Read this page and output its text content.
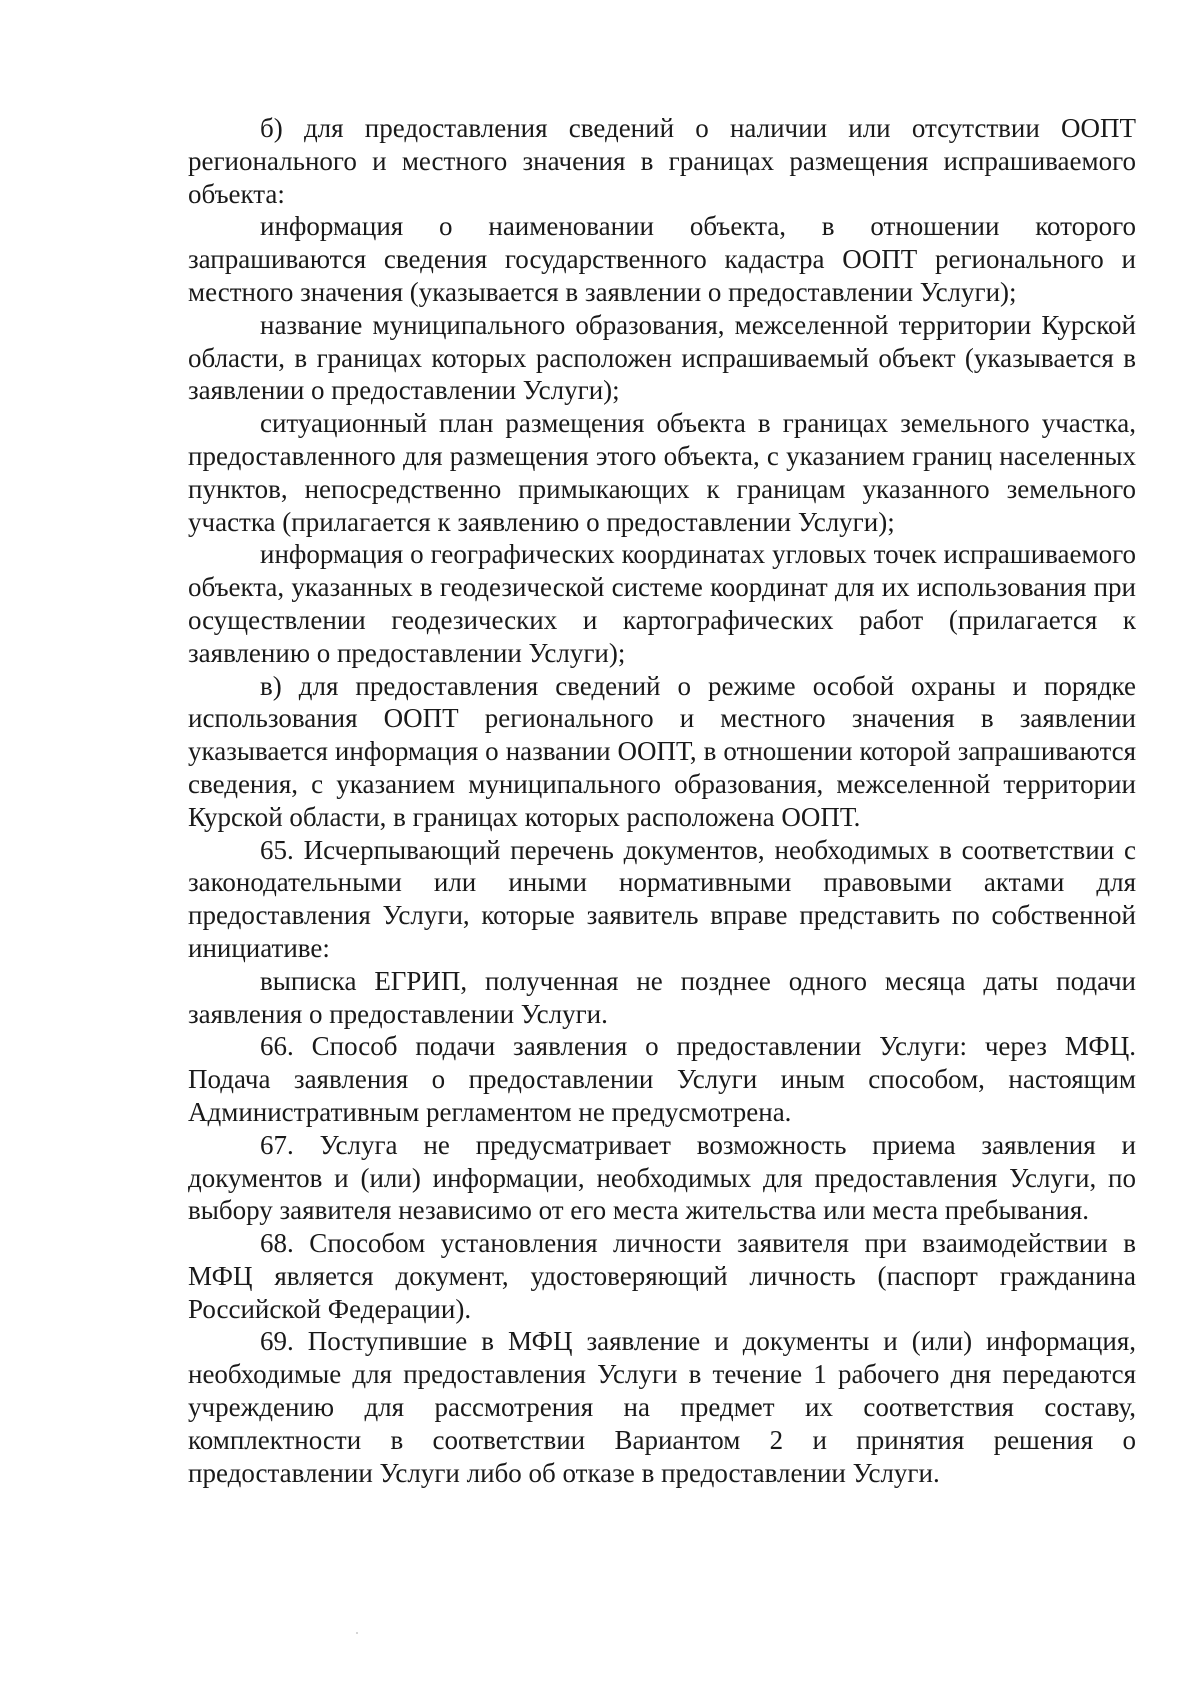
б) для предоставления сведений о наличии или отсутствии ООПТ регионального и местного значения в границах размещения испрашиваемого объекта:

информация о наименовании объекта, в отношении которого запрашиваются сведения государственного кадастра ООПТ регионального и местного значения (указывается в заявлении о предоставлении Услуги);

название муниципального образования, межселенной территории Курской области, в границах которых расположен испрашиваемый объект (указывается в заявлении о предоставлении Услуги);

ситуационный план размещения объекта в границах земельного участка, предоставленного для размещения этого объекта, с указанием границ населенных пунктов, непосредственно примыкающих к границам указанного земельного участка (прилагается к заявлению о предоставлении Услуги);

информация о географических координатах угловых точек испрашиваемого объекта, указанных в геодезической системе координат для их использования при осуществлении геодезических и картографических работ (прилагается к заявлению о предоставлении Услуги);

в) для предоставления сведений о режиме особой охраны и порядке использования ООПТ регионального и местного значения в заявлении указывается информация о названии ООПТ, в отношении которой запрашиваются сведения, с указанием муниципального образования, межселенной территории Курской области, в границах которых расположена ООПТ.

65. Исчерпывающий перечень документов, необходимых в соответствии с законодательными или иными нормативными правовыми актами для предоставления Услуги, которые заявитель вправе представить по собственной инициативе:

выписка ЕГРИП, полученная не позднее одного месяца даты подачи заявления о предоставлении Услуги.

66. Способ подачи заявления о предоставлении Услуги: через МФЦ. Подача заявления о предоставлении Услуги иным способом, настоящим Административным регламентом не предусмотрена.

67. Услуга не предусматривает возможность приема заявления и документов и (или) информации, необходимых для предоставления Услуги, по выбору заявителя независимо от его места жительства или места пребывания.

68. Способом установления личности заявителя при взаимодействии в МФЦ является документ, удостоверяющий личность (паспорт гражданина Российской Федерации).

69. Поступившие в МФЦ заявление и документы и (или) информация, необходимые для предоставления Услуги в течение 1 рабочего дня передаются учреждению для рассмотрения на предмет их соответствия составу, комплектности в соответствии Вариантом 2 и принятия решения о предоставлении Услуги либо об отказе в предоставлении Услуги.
━━━━━━━━━━
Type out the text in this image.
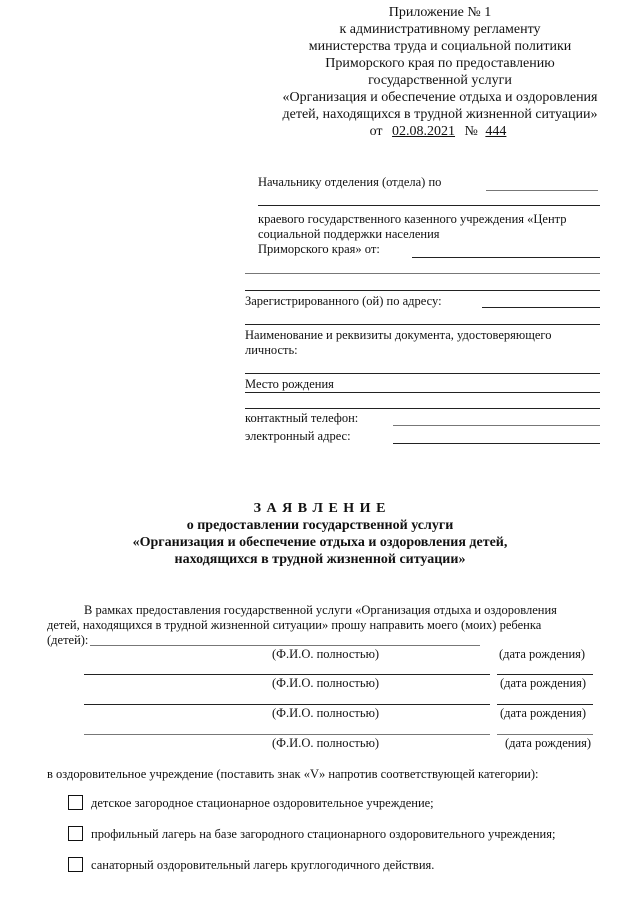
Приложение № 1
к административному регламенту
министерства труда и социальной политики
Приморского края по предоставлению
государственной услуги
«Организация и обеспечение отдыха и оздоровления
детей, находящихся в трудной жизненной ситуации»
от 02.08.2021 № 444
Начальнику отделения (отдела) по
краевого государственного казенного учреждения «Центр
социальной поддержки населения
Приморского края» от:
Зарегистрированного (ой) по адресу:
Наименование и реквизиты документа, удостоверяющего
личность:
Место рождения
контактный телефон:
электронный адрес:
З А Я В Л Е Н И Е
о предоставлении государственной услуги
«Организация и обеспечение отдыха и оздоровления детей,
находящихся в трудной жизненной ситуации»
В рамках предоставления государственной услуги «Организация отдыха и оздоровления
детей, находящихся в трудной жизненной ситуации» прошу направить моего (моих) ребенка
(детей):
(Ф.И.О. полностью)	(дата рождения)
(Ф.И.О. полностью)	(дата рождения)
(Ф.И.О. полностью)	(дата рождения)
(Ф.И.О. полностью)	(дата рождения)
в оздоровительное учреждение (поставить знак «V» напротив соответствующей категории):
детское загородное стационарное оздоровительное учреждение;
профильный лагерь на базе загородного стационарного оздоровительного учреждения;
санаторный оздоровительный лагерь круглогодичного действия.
━━━━━━━━━━
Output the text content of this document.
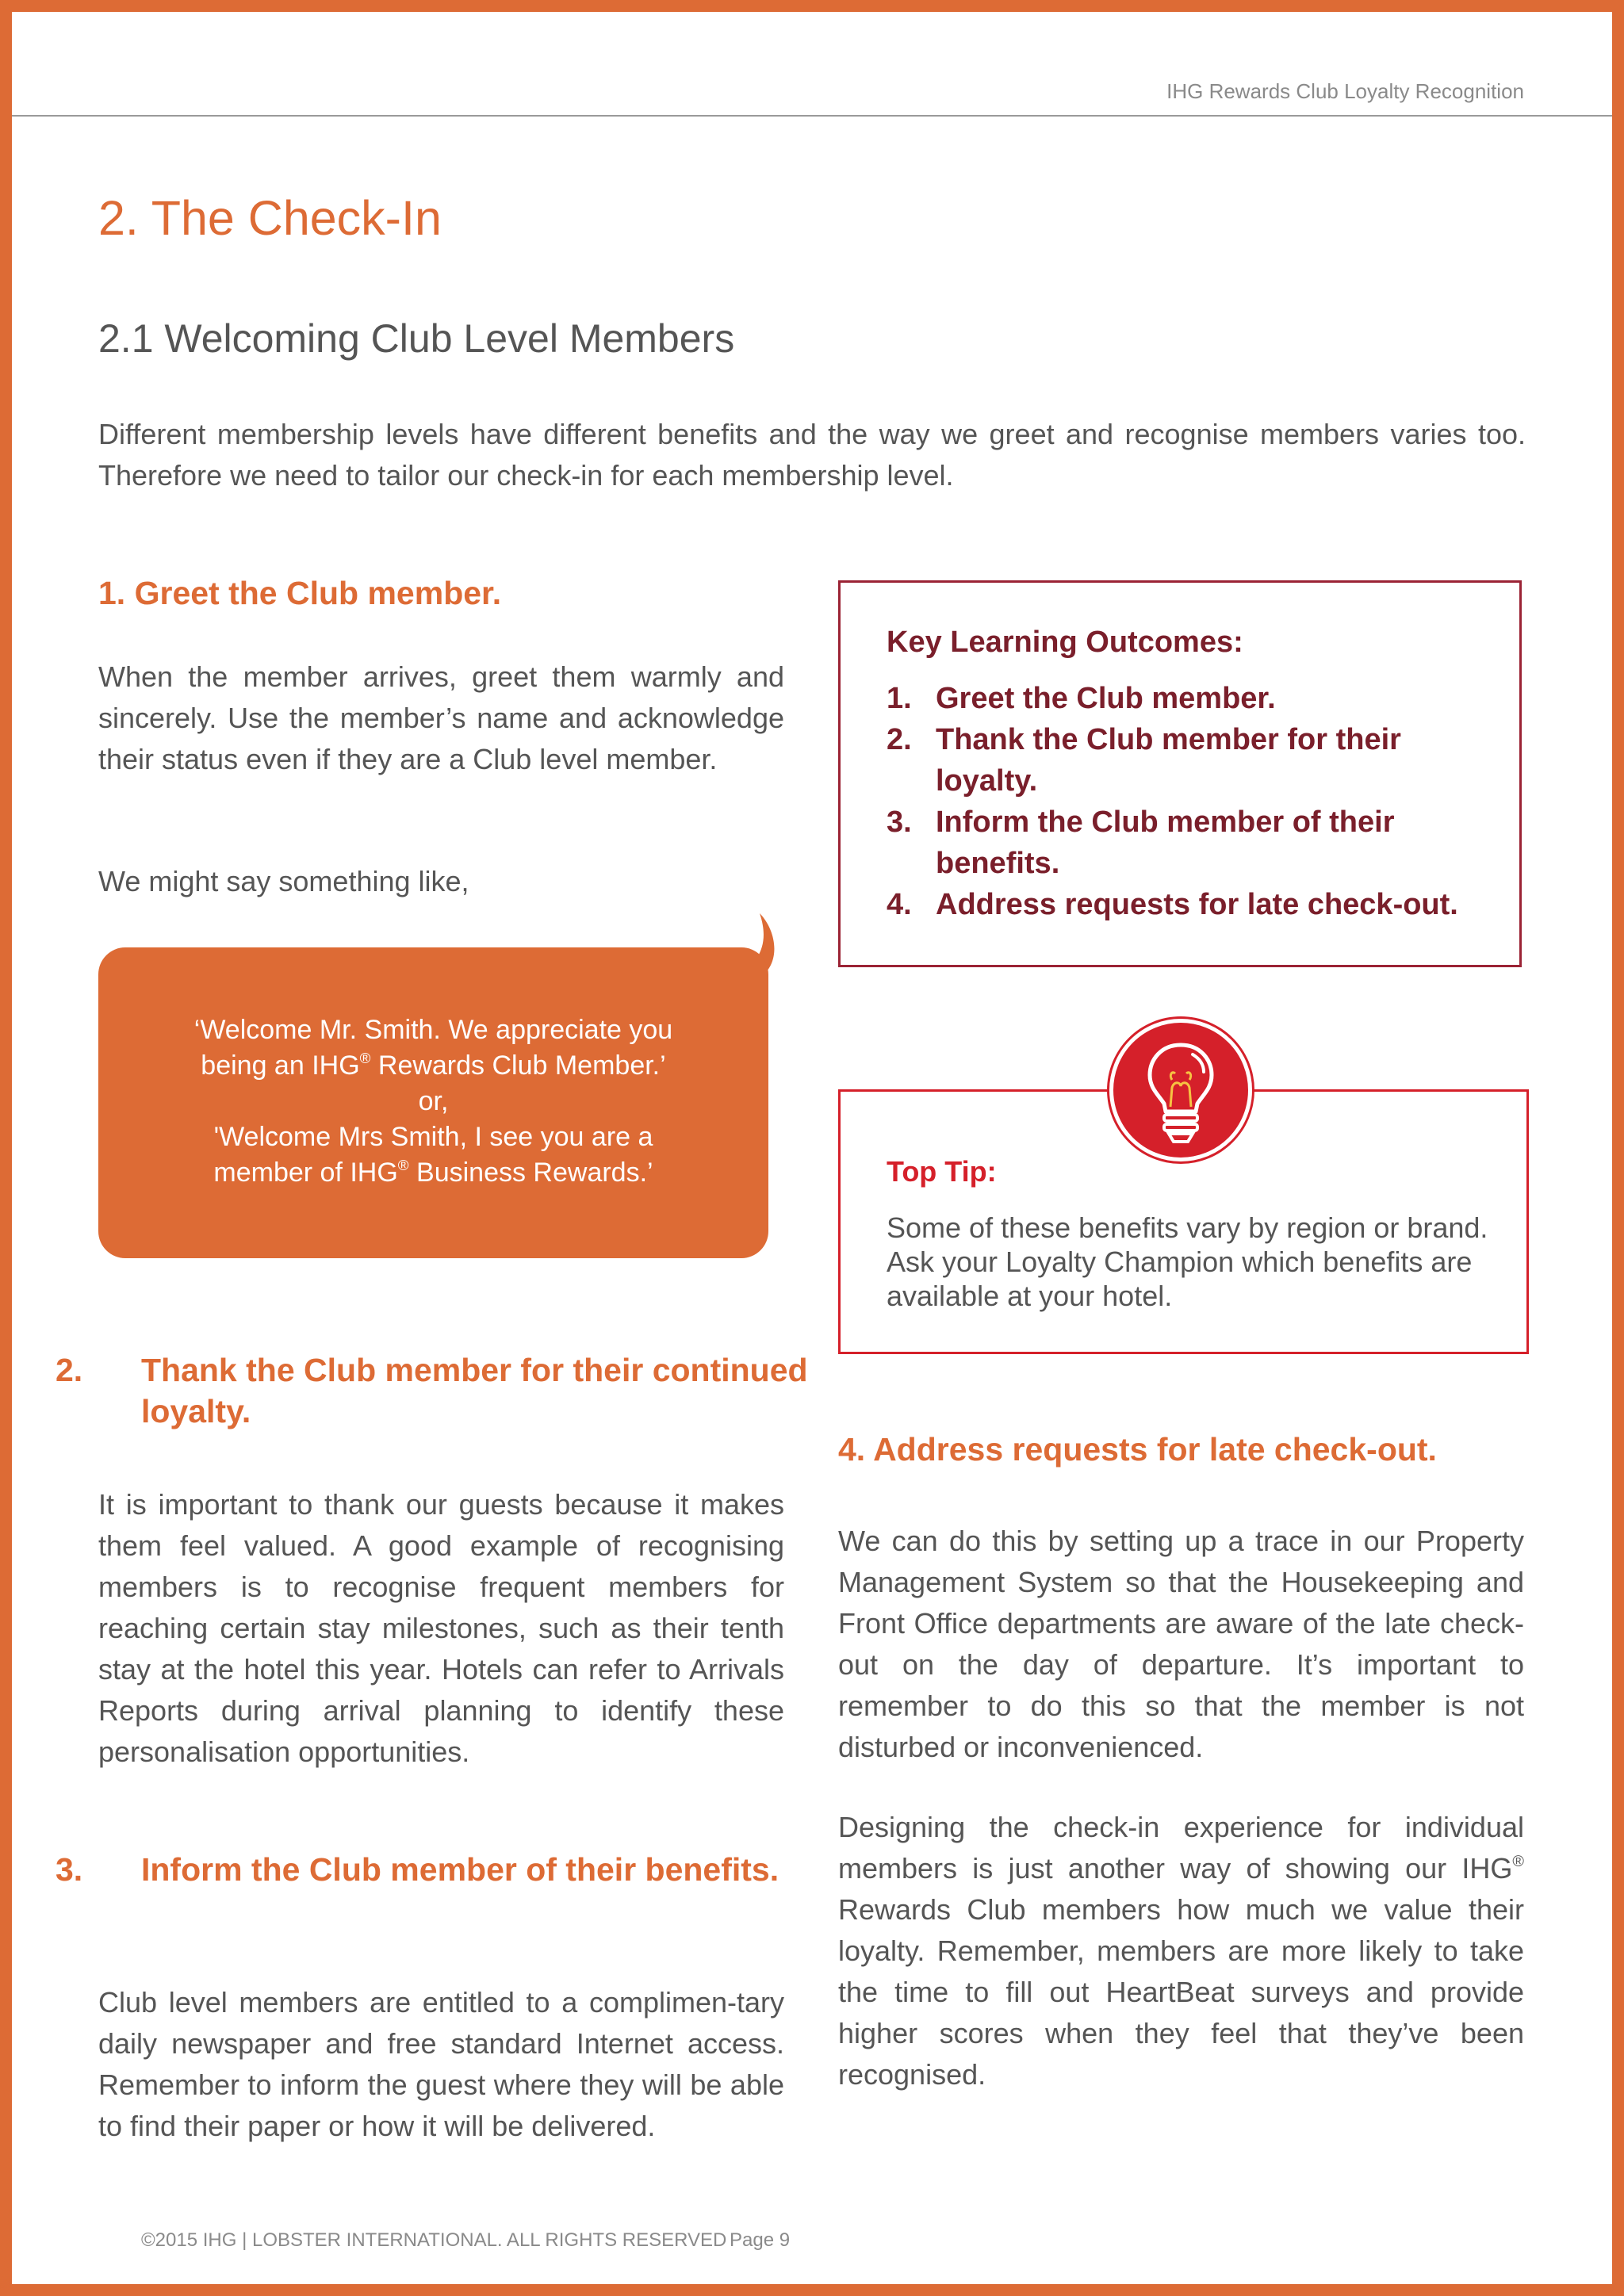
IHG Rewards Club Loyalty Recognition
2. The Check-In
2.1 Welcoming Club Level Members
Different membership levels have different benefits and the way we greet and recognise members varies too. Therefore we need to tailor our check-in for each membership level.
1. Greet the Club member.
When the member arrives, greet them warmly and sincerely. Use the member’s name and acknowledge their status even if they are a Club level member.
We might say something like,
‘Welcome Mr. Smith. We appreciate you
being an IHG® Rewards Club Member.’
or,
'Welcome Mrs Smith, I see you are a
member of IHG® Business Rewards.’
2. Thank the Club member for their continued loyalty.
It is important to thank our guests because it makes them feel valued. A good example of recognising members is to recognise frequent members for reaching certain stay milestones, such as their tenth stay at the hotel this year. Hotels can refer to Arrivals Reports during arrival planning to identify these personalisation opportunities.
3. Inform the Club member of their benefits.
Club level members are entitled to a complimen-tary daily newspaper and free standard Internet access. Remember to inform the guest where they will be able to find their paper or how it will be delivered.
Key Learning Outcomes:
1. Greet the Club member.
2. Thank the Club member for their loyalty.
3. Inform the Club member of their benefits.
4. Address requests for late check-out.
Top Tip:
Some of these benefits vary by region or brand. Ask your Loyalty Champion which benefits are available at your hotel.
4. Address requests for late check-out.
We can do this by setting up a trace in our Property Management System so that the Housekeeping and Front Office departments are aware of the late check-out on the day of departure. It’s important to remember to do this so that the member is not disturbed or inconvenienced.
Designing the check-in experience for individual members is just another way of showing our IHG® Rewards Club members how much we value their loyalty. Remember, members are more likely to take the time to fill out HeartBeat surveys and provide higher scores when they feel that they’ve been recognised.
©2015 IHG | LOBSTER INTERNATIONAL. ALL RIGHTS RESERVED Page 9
━━━━━━━━━━
Look over the listing above. Pick out and copy every line that includes "личность".

68. Способом установления личности заявителя при взаимодействии в МФЦ является документ, удостоверяющий личность (паспорт гражданина Российской Федерации).
личность:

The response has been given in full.